BRIEF>
Transcribe every line of the listing below without any deviation.

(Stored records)
★ ★ ★ ★ ★ ★ ★

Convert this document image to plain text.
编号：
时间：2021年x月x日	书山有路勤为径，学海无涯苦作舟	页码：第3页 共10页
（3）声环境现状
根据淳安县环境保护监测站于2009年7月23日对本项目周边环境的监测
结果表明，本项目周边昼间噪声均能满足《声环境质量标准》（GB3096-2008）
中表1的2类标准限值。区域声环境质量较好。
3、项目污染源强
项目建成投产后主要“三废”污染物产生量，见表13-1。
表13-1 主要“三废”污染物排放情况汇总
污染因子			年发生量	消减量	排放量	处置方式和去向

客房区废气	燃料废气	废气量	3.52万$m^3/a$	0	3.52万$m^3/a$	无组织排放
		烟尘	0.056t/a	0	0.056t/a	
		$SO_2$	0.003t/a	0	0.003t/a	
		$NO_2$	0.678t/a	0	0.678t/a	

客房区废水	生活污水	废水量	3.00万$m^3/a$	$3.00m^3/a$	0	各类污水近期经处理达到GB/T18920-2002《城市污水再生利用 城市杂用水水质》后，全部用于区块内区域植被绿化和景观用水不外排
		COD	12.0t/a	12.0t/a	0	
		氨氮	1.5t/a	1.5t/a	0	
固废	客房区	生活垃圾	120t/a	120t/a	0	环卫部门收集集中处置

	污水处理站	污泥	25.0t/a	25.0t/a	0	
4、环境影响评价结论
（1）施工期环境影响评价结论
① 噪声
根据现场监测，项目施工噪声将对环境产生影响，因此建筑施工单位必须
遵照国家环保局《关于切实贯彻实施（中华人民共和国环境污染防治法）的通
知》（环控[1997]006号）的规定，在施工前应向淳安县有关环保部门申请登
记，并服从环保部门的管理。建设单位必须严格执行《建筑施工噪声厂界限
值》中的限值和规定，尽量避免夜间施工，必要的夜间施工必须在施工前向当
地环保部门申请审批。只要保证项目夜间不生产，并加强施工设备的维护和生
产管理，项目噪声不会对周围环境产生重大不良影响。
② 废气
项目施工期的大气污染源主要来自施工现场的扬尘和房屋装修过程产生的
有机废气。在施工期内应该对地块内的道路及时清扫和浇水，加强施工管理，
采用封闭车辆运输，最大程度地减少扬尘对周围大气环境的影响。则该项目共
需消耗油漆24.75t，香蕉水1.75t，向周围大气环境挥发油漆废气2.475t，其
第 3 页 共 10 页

★ ★ ★ ★ ★ ★ ★

OUTPUT>
Convert this document image to plain text.
编号：
时间：2021年x月x日	书山有路勤为径，学海无涯苦作舟	页码：第3页 共10页
（3）声环境现状
根据淳安县环境保护监测站于2009年7月23日对本项目周边环境的监测
结果表明，本项目周边昼间噪声均能满足《声环境质量标准》（GB3096-2008）
中表1的2类标准限值。区域声环境质量较好。
3、项目污染源强
项目建成投产后主要“三废”污染物产生量，见表13-1。
表13-1 主要“三废”污染物排放情况汇总
污染因子			年发生量	消减量	排放量	处置方式和去向

客房区废气	燃料废气	废气量	3.52万$m^3/a$	0	3.52万$m^3/a$	无组织排放
		烟尘	0.056t/a	0	0.056t/a	
		$SO_2$	0.003t/a	0	0.003t/a	
		$NO_2$	0.678t/a	0	0.678t/a	

客房区废水	生活污水	废水量	3.00万$m^3/a$	$3.00m^3/a$	0	各类污水近期经处理达到GB/T18920-2002《城市污水再生利用 城市杂用水水质》后，全部用于区块内区域植被绿化和景观用水不外排
		COD	12.0t/a	12.0t/a	0	
		氨氮	1.5t/a	1.5t/a	0	
固废	客房区	生活垃圾	120t/a	120t/a	0	环卫部门收集集中处置

	污水处理站	污泥	25.0t/a	25.0t/a	0	
4、环境影响评价结论
（1）施工期环境影响评价结论
① 噪声
根据现场监测，项目施工噪声将对环境产生影响，因此建筑施工单位必须
遵照国家环保局《关于切实贯彻实施（中华人民共和国环境污染防治法）的通
知》（环控[1997]006号）的规定，在施工前应向淳安县有关环保部门申请登
记，并服从环保部门的管理。建设单位必须严格执行《建筑施工噪声厂界限
值》中的限值和规定，尽量避免夜间施工，必要的夜间施工必须在施工前向当
地环保部门申请审批。只要保证项目夜间不生产，并加强施工设备的维护和生
产管理，项目噪声不会对周围环境产生重大不良影响。
② 废气
项目施工期的大气污染源主要来自施工现场的扬尘和房屋装修过程产生的
有机废气。在施工期内应该对地块内的道路及时清扫和浇水，加强施工管理，
采用封闭车辆运输，最大程度地减少扬尘对周围大气环境的影响。则该项目共
需消耗油漆24.75t，香蕉水1.75t，向周围大气环境挥发油漆废气2.475t，其
第 3 页 共 10 页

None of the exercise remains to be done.